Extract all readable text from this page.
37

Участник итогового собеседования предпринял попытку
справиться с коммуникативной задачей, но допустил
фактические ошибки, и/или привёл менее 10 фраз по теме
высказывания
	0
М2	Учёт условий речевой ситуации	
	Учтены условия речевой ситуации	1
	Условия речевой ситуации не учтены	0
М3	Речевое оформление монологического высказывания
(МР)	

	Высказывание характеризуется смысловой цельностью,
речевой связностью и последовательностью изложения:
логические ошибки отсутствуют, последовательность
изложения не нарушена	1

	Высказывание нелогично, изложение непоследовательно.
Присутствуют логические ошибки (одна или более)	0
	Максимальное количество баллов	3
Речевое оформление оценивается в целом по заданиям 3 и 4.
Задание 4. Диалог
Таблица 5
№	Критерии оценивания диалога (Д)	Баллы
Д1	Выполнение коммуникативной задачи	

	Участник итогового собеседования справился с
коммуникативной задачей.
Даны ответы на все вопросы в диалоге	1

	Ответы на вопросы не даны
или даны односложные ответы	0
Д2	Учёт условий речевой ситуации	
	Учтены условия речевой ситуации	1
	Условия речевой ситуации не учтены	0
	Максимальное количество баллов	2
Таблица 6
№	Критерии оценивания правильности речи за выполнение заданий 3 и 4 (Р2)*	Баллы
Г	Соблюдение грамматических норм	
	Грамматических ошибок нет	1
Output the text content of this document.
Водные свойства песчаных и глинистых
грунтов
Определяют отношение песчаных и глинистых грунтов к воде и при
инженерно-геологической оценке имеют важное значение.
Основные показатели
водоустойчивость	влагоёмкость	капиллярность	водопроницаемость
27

════════════════

* Exercise requirements:
Begin with the line containing "Output the text content of this document." and repeat each line exactly until the records above end.

* Complete answer:
Output the text content of this document.
Водные свойства песчаных и глинистых
грунтов
Определяют отношение песчаных и глинистых грунтов к воде и при
инженерно-геологической оценке имеют важное значение.
Основные показатели
водоустойчивость	влагоёмкость	капиллярность	водопроницаемость
27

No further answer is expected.